**Records from a data source:**
[Start]

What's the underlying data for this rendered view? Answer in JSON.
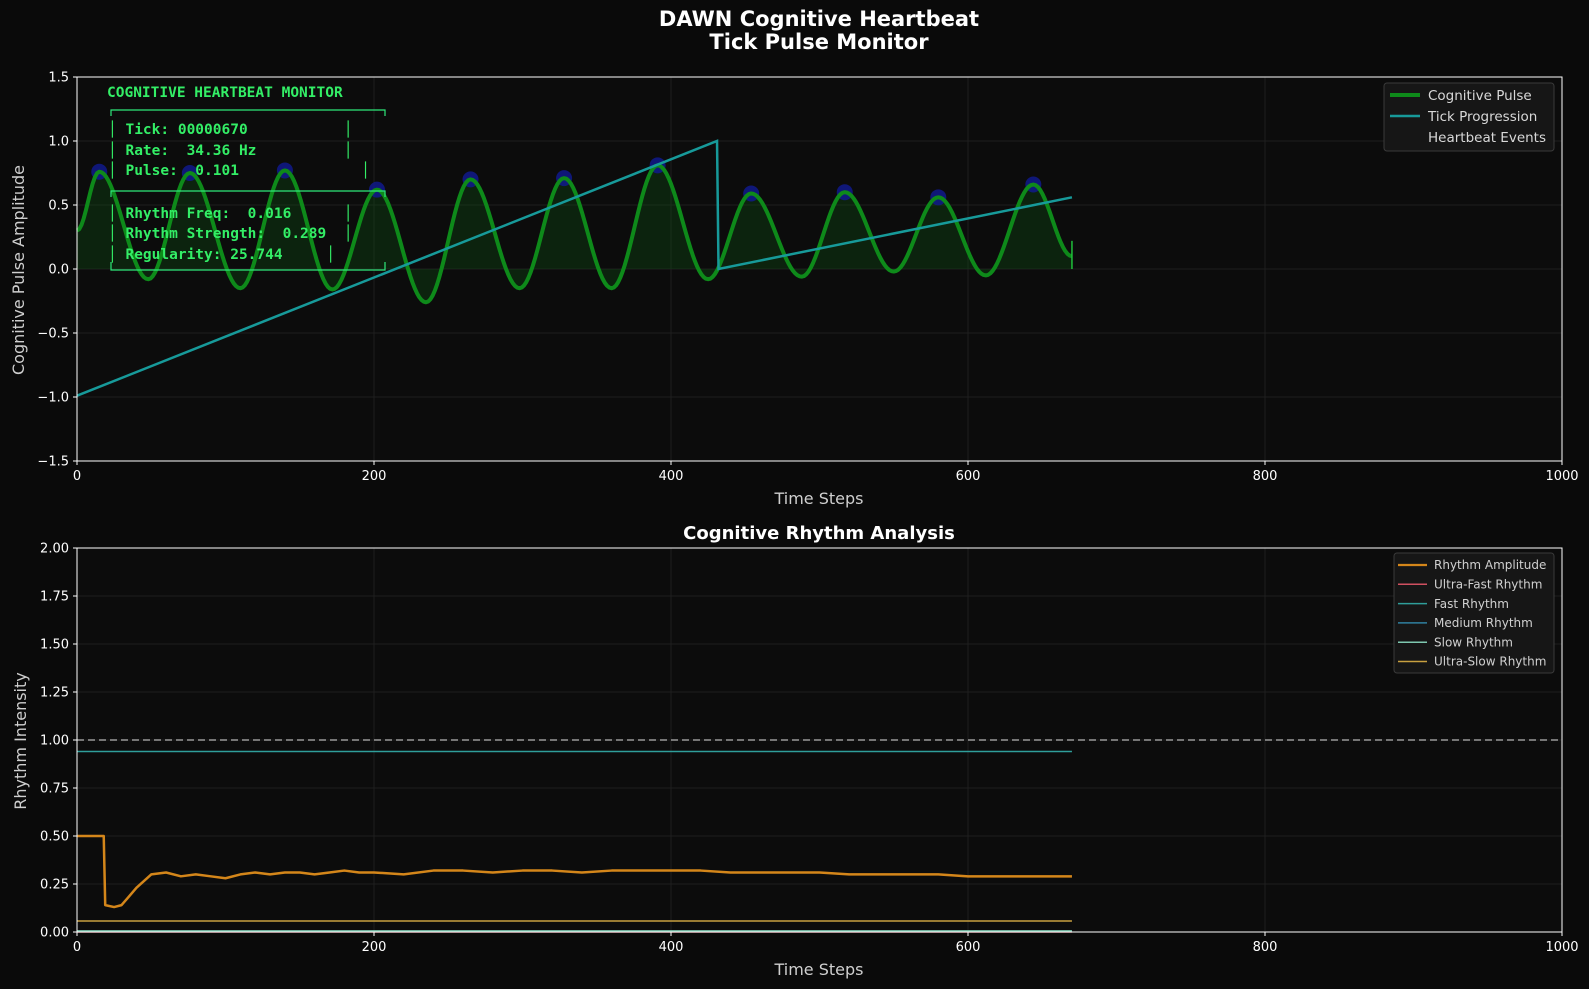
{
  "header": {
    "title_line1": "DAWN Cognitive Heartbeat",
    "title_line2": "Tick Pulse Monitor"
  },
  "colors": {
    "background": "#0a0a0a",
    "pulse": "#0e8a1a",
    "tick": "#179a9a",
    "events": "#101a8c",
    "rhythm_amplitude": "#d4861a",
    "ultra_fast": "#d05060",
    "fast": "#2f9e9a",
    "medium": "#2f7fa0",
    "slow": "#7fc8b0",
    "ultra_slow": "#c8a040",
    "terminal": "#33ee66"
  },
  "monitor": {
    "heading": "COGNITIVE HEARTBEAT MONITOR",
    "lines": [
      "│ Tick: 00000670           │",
      "│ Rate:  34.36 Hz          │",
      "│ Pulse:  0.101              │",
      "│ Rhythm Freq:  0.016      │",
      "│ Rhythm Strength:  0.289  │",
      "│ Regularity: 25.744     │"
    ]
  },
  "chart_data": [
    {
      "type": "line",
      "title": "",
      "xlabel": "Time Steps",
      "ylabel": "Cognitive Pulse Amplitude",
      "xlim": [
        0,
        1000
      ],
      "ylim": [
        -1.5,
        1.5
      ],
      "xticks": [
        "0",
        "200",
        "400",
        "600",
        "800",
        "1000"
      ],
      "yticks": [
        "−1.5",
        "−1.0",
        "−0.5",
        "0.0",
        "0.5",
        "1.0",
        "1.5"
      ],
      "grid": true,
      "legend_position": "top-right",
      "legend": [
        "Cognitive Pulse",
        "Tick Progression",
        "Heartbeat Events"
      ],
      "series": [
        {
          "name": "Cognitive Pulse",
          "x_end": 670,
          "peaks": [
            {
              "x": 15,
              "y": 0.76
            },
            {
              "x": 76,
              "y": 0.75
            },
            {
              "x": 140,
              "y": 0.77
            },
            {
              "x": 202,
              "y": 0.62
            },
            {
              "x": 265,
              "y": 0.7
            },
            {
              "x": 328,
              "y": 0.71
            },
            {
              "x": 391,
              "y": 0.81
            },
            {
              "x": 454,
              "y": 0.59
            },
            {
              "x": 517,
              "y": 0.6
            },
            {
              "x": 580,
              "y": 0.56
            },
            {
              "x": 644,
              "y": 0.66
            }
          ],
          "troughs": [
            {
              "x": 48,
              "y": -0.08
            },
            {
              "x": 110,
              "y": -0.15
            },
            {
              "x": 172,
              "y": -0.16
            },
            {
              "x": 235,
              "y": -0.26
            },
            {
              "x": 298,
              "y": -0.15
            },
            {
              "x": 360,
              "y": -0.15
            },
            {
              "x": 425,
              "y": -0.08
            },
            {
              "x": 488,
              "y": -0.06
            },
            {
              "x": 550,
              "y": -0.02
            },
            {
              "x": 612,
              "y": -0.05
            }
          ],
          "start_y": 0.3,
          "end_y": 0.1
        },
        {
          "name": "Tick Progression",
          "x": [
            0,
            431,
            432,
            670
          ],
          "y": [
            -0.99,
            1.0,
            0.0,
            0.56
          ]
        },
        {
          "name": "Heartbeat Events",
          "x": [
            15,
            76,
            140,
            202,
            265,
            328,
            391,
            454,
            517,
            580,
            644
          ],
          "y": [
            0.76,
            0.75,
            0.77,
            0.62,
            0.7,
            0.71,
            0.81,
            0.59,
            0.6,
            0.56,
            0.66
          ]
        }
      ]
    },
    {
      "type": "line",
      "title": "Cognitive Rhythm Analysis",
      "xlabel": "Time Steps",
      "ylabel": "Rhythm Intensity",
      "xlim": [
        0,
        1000
      ],
      "ylim": [
        0,
        2
      ],
      "xticks": [
        "0",
        "200",
        "400",
        "600",
        "800",
        "1000"
      ],
      "yticks": [
        "0.00",
        "0.25",
        "0.50",
        "0.75",
        "1.00",
        "1.25",
        "1.50",
        "1.75",
        "2.00"
      ],
      "grid": true,
      "legend_position": "top-right",
      "reference_line_y": 1.0,
      "series": [
        {
          "name": "Rhythm Amplitude",
          "x": [
            0,
            18,
            19,
            25,
            30,
            40,
            50,
            60,
            70,
            80,
            90,
            100,
            110,
            120,
            130,
            140,
            150,
            160,
            170,
            180,
            190,
            200,
            220,
            240,
            260,
            280,
            300,
            320,
            340,
            360,
            380,
            400,
            420,
            440,
            460,
            480,
            500,
            520,
            540,
            560,
            580,
            600,
            620,
            640,
            670
          ],
          "y": [
            0.5,
            0.5,
            0.14,
            0.13,
            0.14,
            0.23,
            0.3,
            0.31,
            0.29,
            0.3,
            0.29,
            0.28,
            0.3,
            0.31,
            0.3,
            0.31,
            0.31,
            0.3,
            0.31,
            0.32,
            0.31,
            0.31,
            0.3,
            0.32,
            0.32,
            0.31,
            0.32,
            0.32,
            0.31,
            0.32,
            0.32,
            0.32,
            0.32,
            0.31,
            0.31,
            0.31,
            0.31,
            0.3,
            0.3,
            0.3,
            0.3,
            0.29,
            0.29,
            0.29,
            0.29
          ]
        },
        {
          "name": "Ultra-Fast Rhythm",
          "x": [
            0,
            670
          ],
          "y": [
            0.0,
            0.0
          ]
        },
        {
          "name": "Fast Rhythm",
          "x": [
            0,
            670
          ],
          "y": [
            0.94,
            0.94
          ]
        },
        {
          "name": "Medium Rhythm",
          "x": [
            0,
            670
          ],
          "y": [
            0.003,
            0.003
          ]
        },
        {
          "name": "Slow Rhythm",
          "x": [
            0,
            670
          ],
          "y": [
            0.006,
            0.006
          ]
        },
        {
          "name": "Ultra-Slow Rhythm",
          "x": [
            0,
            670
          ],
          "y": [
            0.057,
            0.057
          ]
        }
      ]
    }
  ]
}
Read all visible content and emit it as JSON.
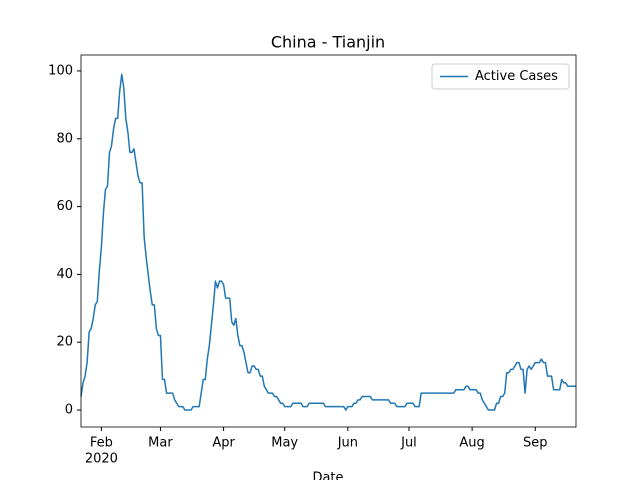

[End]

**INSTRUCTION:**
Excluding the pictures, restate the records above word for word.

**COMPLETE RESPONSE:**
What's the underlying data for this rendered view? Answer in JSON.
{
  "header": {
    "title_line1": "DAWN Cognitive Heartbeat",
    "title_line2": "Tick Pulse Monitor"
  },
  "colors": {
    "background": "#0a0a0a",
    "pulse": "#0e8a1a",
    "tick": "#179a9a",
    "events": "#101a8c",
    "rhythm_amplitude": "#d4861a",
    "ultra_fast": "#d05060",
    "fast": "#2f9e9a",
    "medium": "#2f7fa0",
    "slow": "#7fc8b0",
    "ultra_slow": "#c8a040",
    "terminal": "#33ee66"
  },
  "monitor": {
    "heading": "COGNITIVE HEARTBEAT MONITOR",
    "lines": [
      "│ Tick: 00000670           │",
      "│ Rate:  34.36 Hz          │",
      "│ Pulse:  0.101              │",
      "│ Rhythm Freq:  0.016      │",
      "│ Rhythm Strength:  0.289  │",
      "│ Regularity: 25.744     │"
    ]
  },
  "chart_data": [
    {
      "type": "line",
      "title": "",
      "xlabel": "Time Steps",
      "ylabel": "Cognitive Pulse Amplitude",
      "xlim": [
        0,
        1000
      ],
      "ylim": [
        -1.5,
        1.5
      ],
      "xticks": [
        "0",
        "200",
        "400",
        "600",
        "800",
        "1000"
      ],
      "yticks": [
        "−1.5",
        "−1.0",
        "−0.5",
        "0.0",
        "0.5",
        "1.0",
        "1.5"
      ],
      "grid": true,
      "legend_position": "top-right",
      "legend": [
        "Cognitive Pulse",
        "Tick Progression",
        "Heartbeat Events"
      ],
      "series": [
        {
          "name": "Cognitive Pulse",
          "x_end": 670,
          "peaks": [
            {
              "x": 15,
              "y": 0.76
            },
            {
              "x": 76,
              "y": 0.75
            },
            {
              "x": 140,
              "y": 0.77
            },
            {
              "x": 202,
              "y": 0.62
            },
            {
              "x": 265,
              "y": 0.7
            },
            {
              "x": 328,
              "y": 0.71
            },
            {
              "x": 391,
              "y": 0.81
            },
            {
              "x": 454,
              "y": 0.59
            },
            {
              "x": 517,
              "y": 0.6
            },
            {
              "x": 580,
              "y": 0.56
            },
            {
              "x": 644,
              "y": 0.66
            }
          ],
          "troughs": [
            {
              "x": 48,
              "y": -0.08
            },
            {
              "x": 110,
              "y": -0.15
            },
            {
              "x": 172,
              "y": -0.16
            },
            {
              "x": 235,
              "y": -0.26
            },
            {
              "x": 298,
              "y": -0.15
            },
            {
              "x": 360,
              "y": -0.15
            },
            {
              "x": 425,
              "y": -0.08
            },
            {
              "x": 488,
              "y": -0.06
            },
            {
              "x": 550,
              "y": -0.02
            },
            {
              "x": 612,
              "y": -0.05
            }
          ],
          "start_y": 0.3,
          "end_y": 0.1
        },
        {
          "name": "Tick Progression",
          "x": [
            0,
            431,
            432,
            670
          ],
          "y": [
            -0.99,
            1.0,
            0.0,
            0.56
          ]
        },
        {
          "name": "Heartbeat Events",
          "x": [
            15,
            76,
            140,
            202,
            265,
            328,
            391,
            454,
            517,
            580,
            644
          ],
          "y": [
            0.76,
            0.75,
            0.77,
            0.62,
            0.7,
            0.71,
            0.81,
            0.59,
            0.6,
            0.56,
            0.66
          ]
        }
      ]
    },
    {
      "type": "line",
      "title": "Cognitive Rhythm Analysis",
      "xlabel": "Time Steps",
      "ylabel": "Rhythm Intensity",
      "xlim": [
        0,
        1000
      ],
      "ylim": [
        0,
        2
      ],
      "xticks": [
        "0",
        "200",
        "400",
        "600",
        "800",
        "1000"
      ],
      "yticks": [
        "0.00",
        "0.25",
        "0.50",
        "0.75",
        "1.00",
        "1.25",
        "1.50",
        "1.75",
        "2.00"
      ],
      "grid": true,
      "legend_position": "top-right",
      "reference_line_y": 1.0,
      "series": [
        {
          "name": "Rhythm Amplitude",
          "x": [
            0,
            18,
            19,
            25,
            30,
            40,
            50,
            60,
            70,
            80,
            90,
            100,
            110,
            120,
            130,
            140,
            150,
            160,
            170,
            180,
            190,
            200,
            220,
            240,
            260,
            280,
            300,
            320,
            340,
            360,
            380,
            400,
            420,
            440,
            460,
            480,
            500,
            520,
            540,
            560,
            580,
            600,
            620,
            640,
            670
          ],
          "y": [
            0.5,
            0.5,
            0.14,
            0.13,
            0.14,
            0.23,
            0.3,
            0.31,
            0.29,
            0.3,
            0.29,
            0.28,
            0.3,
            0.31,
            0.3,
            0.31,
            0.31,
            0.3,
            0.31,
            0.32,
            0.31,
            0.31,
            0.3,
            0.32,
            0.32,
            0.31,
            0.32,
            0.32,
            0.31,
            0.32,
            0.32,
            0.32,
            0.32,
            0.31,
            0.31,
            0.31,
            0.31,
            0.3,
            0.3,
            0.3,
            0.3,
            0.29,
            0.29,
            0.29,
            0.29
          ]
        },
        {
          "name": "Ultra-Fast Rhythm",
          "x": [
            0,
            670
          ],
          "y": [
            0.0,
            0.0
          ]
        },
        {
          "name": "Fast Rhythm",
          "x": [
            0,
            670
          ],
          "y": [
            0.94,
            0.94
          ]
        },
        {
          "name": "Medium Rhythm",
          "x": [
            0,
            670
          ],
          "y": [
            0.003,
            0.003
          ]
        },
        {
          "name": "Slow Rhythm",
          "x": [
            0,
            670
          ],
          "y": [
            0.006,
            0.006
          ]
        },
        {
          "name": "Ultra-Slow Rhythm",
          "x": [
            0,
            670
          ],
          "y": [
            0.057,
            0.057
          ]
        }
      ]
    }
  ]
}
Read all visible content and emit it as JSON.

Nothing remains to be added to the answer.